Extract the stretch of the listing from the line containing "annotation-arrow-create bbox=[84, 351, 140, 375]" through the line containing "Enumerate the UI", inclusive, and repeat those lines verbatim.

--- START OF Dataset extract ---

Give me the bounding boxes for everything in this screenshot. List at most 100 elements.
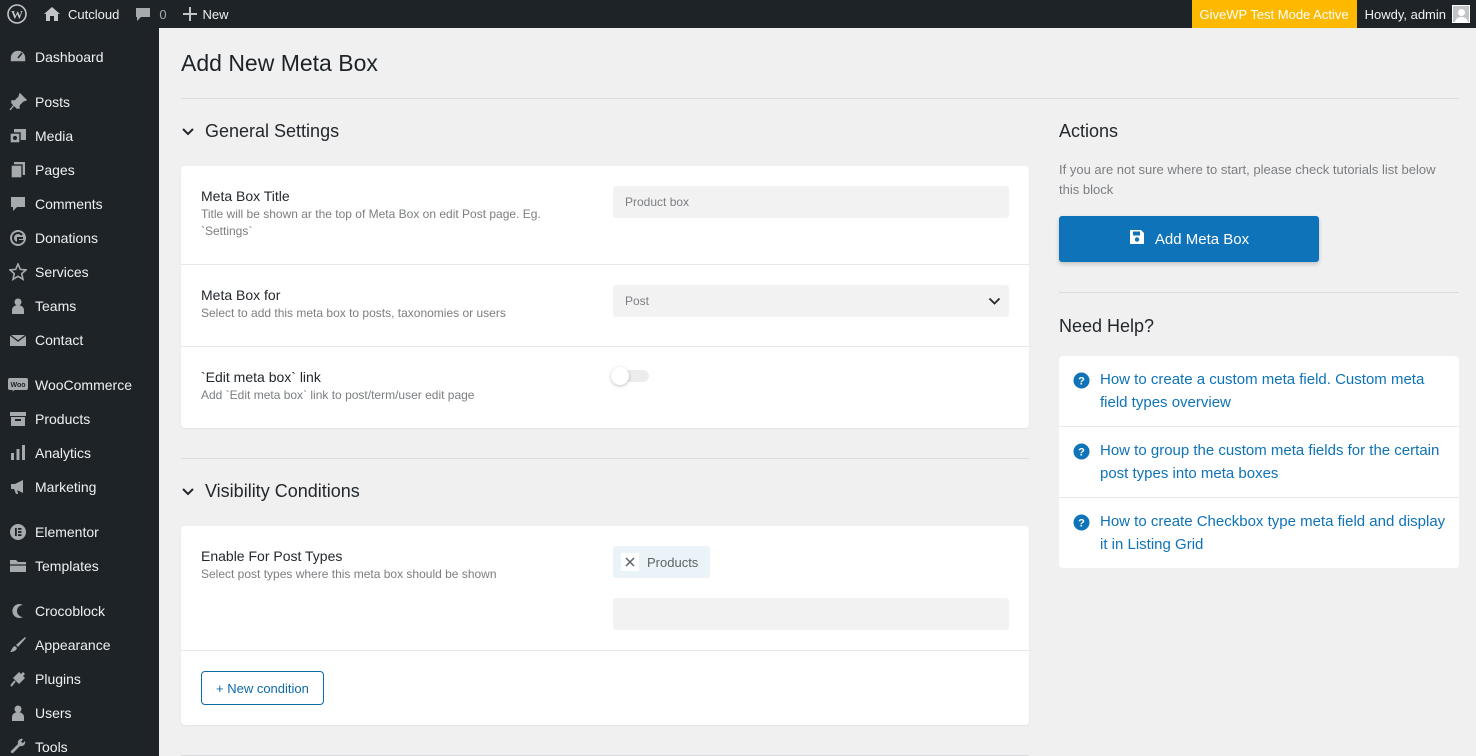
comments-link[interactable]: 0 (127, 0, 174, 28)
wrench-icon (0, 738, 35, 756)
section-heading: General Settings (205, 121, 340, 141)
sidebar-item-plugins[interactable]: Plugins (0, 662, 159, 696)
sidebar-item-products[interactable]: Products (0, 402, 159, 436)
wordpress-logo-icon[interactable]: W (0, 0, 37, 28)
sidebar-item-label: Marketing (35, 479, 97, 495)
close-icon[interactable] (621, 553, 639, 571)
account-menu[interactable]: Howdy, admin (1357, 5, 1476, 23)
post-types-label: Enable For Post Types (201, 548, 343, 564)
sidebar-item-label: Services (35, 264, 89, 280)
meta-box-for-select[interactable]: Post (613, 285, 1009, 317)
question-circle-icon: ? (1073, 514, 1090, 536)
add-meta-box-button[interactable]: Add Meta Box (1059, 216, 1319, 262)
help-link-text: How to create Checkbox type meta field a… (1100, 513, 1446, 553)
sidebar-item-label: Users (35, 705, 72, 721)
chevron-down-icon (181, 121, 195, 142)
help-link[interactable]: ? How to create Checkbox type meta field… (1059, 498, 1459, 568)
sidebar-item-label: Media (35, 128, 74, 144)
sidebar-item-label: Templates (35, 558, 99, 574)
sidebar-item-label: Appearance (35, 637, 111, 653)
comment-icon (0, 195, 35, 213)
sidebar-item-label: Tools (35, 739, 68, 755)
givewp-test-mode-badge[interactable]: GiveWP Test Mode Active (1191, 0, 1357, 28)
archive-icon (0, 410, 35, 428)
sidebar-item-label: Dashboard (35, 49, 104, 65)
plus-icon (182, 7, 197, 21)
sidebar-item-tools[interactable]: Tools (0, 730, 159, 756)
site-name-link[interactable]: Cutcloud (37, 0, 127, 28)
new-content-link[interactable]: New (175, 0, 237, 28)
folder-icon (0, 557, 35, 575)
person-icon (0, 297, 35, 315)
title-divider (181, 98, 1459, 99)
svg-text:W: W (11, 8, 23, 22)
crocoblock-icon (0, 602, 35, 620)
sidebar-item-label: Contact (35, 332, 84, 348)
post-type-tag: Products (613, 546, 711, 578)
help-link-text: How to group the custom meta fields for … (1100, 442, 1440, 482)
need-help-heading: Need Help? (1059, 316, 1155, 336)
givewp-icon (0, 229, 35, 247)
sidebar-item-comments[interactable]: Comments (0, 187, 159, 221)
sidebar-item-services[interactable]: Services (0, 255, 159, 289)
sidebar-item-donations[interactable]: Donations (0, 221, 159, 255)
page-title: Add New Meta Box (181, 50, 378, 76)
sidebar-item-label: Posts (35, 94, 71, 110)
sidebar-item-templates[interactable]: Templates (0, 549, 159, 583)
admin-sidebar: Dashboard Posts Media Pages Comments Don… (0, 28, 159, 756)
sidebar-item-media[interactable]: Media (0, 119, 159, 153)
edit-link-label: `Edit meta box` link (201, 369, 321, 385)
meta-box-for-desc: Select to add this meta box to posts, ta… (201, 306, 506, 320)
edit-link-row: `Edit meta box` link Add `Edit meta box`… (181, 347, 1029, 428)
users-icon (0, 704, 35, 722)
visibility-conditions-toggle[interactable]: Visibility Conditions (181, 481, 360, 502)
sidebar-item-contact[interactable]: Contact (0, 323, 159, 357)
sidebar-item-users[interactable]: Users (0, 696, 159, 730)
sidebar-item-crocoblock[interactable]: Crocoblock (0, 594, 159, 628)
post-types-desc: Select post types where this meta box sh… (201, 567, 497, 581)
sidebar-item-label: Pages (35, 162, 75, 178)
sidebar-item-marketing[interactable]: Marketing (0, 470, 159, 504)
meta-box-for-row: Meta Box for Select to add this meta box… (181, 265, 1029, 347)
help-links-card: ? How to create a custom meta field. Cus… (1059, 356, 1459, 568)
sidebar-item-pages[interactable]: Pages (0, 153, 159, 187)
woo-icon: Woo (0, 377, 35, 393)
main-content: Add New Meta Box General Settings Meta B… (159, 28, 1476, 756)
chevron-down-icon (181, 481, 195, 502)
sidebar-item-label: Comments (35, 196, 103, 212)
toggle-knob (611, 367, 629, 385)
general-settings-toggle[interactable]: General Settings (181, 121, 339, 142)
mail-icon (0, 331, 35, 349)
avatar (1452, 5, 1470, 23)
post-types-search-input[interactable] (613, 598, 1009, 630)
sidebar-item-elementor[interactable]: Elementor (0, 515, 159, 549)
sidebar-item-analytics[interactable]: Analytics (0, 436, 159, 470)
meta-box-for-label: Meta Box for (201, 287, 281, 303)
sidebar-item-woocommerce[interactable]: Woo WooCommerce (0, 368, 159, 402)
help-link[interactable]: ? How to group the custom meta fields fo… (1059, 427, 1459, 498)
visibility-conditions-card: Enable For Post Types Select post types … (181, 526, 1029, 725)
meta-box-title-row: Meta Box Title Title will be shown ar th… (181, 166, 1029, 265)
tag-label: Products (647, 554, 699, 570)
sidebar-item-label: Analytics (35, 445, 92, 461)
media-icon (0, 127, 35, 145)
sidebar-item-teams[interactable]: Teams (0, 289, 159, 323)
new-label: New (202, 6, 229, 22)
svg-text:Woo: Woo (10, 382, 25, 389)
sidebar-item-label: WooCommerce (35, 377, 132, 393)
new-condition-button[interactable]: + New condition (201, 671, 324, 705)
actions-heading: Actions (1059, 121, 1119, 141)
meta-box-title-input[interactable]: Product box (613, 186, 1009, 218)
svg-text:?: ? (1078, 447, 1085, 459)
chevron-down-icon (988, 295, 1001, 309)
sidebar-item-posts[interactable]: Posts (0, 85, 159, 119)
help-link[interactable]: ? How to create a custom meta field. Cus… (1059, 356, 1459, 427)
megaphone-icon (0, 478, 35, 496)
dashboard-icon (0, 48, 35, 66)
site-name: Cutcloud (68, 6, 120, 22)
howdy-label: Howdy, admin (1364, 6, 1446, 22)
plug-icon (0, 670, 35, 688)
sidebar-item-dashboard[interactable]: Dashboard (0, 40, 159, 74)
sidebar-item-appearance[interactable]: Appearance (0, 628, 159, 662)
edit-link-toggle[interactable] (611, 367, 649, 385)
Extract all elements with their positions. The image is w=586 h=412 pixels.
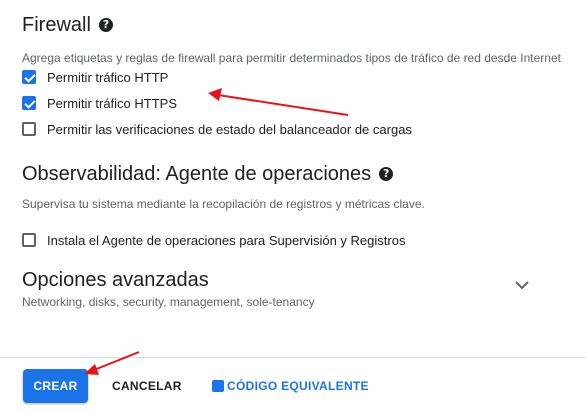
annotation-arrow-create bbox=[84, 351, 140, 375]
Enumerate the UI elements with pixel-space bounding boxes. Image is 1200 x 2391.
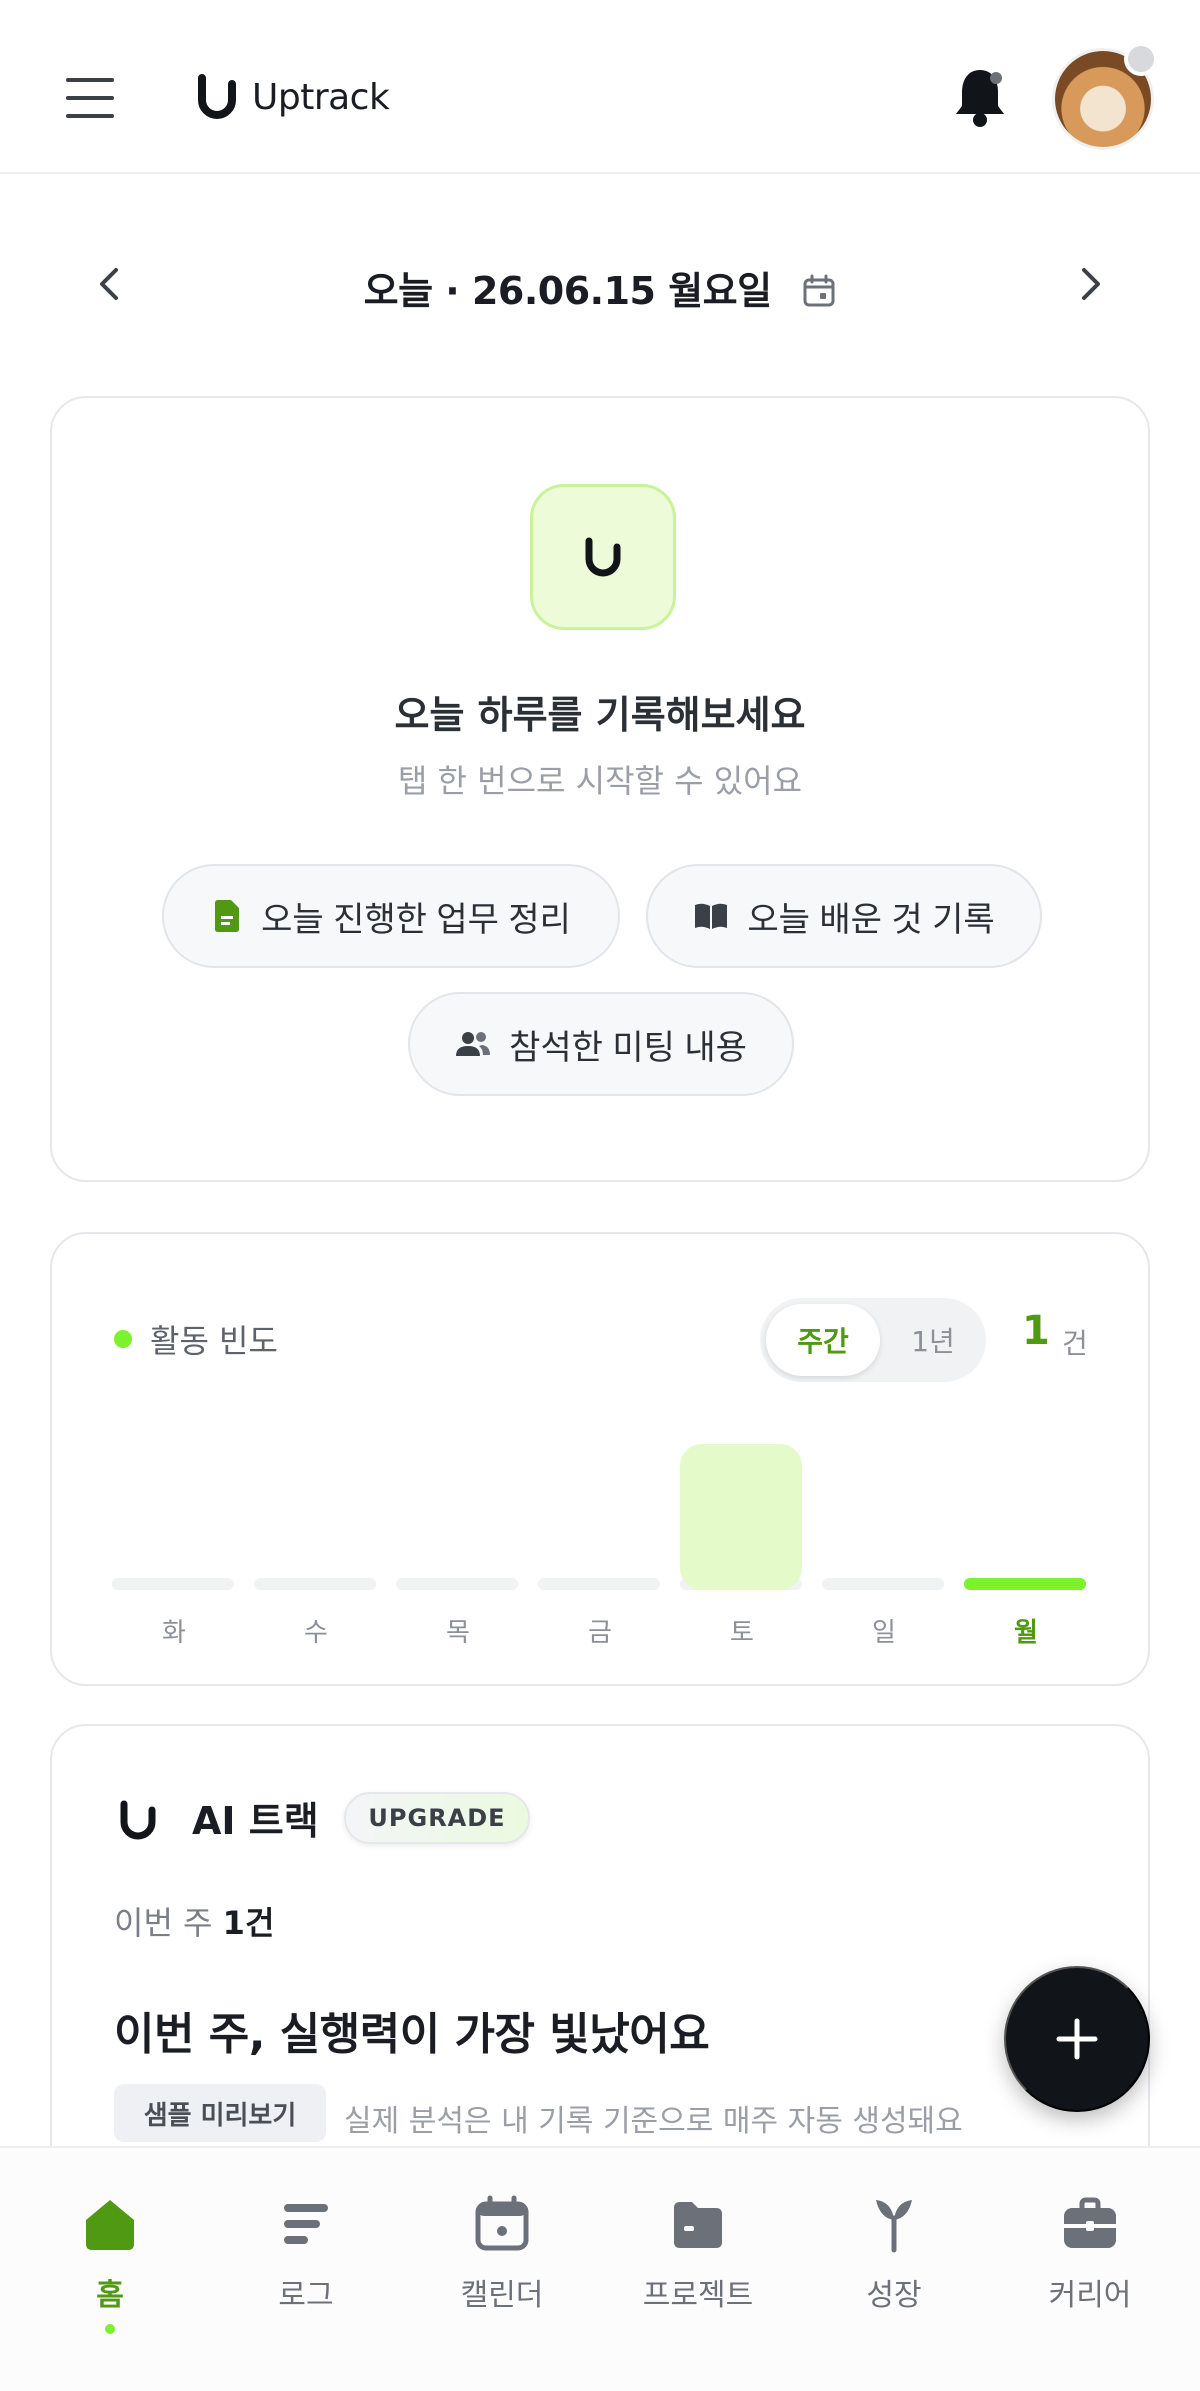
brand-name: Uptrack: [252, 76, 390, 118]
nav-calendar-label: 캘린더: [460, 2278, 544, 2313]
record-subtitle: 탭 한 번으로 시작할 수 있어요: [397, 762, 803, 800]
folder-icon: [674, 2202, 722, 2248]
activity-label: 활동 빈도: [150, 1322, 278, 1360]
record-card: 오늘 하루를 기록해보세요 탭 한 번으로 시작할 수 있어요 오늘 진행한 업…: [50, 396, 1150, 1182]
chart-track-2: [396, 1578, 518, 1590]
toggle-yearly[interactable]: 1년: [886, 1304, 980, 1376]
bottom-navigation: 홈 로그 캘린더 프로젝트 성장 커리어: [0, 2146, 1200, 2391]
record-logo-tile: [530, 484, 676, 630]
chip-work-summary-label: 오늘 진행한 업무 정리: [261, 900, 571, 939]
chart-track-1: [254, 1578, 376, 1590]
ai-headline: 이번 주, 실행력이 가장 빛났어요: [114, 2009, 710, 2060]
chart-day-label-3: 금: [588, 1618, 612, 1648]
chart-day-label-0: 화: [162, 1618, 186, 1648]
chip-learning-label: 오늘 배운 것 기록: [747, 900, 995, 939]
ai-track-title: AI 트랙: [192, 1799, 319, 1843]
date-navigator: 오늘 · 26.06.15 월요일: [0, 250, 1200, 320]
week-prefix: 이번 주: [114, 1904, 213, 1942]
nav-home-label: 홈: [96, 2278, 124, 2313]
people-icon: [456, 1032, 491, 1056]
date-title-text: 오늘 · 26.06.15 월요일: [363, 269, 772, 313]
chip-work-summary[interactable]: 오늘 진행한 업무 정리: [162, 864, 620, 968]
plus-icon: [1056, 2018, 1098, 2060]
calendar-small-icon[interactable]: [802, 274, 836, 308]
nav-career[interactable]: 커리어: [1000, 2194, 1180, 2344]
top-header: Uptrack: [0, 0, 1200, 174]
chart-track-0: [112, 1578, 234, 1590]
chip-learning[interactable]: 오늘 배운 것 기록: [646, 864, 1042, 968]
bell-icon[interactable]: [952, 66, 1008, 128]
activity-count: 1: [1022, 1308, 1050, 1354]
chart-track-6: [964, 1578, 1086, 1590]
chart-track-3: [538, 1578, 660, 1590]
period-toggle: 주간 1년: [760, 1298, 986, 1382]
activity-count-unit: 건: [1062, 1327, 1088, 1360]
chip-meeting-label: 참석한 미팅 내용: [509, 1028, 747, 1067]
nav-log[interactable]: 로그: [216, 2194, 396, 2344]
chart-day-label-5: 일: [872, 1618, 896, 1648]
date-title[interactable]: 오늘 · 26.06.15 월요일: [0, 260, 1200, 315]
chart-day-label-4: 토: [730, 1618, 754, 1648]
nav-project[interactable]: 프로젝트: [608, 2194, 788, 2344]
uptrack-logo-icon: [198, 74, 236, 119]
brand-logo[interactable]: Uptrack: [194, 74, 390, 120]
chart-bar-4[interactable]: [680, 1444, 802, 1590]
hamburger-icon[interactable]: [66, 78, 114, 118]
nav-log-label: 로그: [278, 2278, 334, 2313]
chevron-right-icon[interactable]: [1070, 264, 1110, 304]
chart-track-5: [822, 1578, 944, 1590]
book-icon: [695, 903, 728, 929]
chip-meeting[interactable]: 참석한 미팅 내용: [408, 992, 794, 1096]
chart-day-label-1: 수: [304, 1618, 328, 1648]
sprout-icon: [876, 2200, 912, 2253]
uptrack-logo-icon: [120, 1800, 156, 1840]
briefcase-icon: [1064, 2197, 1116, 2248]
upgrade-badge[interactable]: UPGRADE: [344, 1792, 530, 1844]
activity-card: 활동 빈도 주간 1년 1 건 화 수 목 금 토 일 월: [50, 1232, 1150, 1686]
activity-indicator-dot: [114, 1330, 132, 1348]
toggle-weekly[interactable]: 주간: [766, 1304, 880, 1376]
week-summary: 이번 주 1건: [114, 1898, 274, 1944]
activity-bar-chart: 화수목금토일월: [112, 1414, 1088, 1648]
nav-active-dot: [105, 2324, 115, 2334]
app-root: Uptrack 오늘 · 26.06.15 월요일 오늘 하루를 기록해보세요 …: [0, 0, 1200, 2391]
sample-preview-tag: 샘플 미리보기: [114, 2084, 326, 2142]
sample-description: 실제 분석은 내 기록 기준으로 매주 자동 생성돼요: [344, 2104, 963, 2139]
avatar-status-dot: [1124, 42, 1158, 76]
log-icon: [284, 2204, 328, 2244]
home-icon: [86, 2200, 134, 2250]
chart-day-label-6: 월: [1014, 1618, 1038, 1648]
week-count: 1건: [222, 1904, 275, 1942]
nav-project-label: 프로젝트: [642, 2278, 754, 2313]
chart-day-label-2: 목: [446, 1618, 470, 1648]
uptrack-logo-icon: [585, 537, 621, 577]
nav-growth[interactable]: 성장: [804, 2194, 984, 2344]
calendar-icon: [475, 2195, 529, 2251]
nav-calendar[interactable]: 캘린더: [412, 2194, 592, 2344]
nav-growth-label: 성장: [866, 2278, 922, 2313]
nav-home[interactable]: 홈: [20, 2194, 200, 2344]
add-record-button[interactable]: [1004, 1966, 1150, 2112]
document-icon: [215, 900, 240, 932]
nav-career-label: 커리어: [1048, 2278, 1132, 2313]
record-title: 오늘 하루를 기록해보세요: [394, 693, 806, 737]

--- END OF Dataset extract ---

# [Response for this exercise]
annotation-arrow-create bbox=[84, 351, 140, 375]
Enumerate the UI elements with pixel-space bounding boxes. Image is 1200 x 2391.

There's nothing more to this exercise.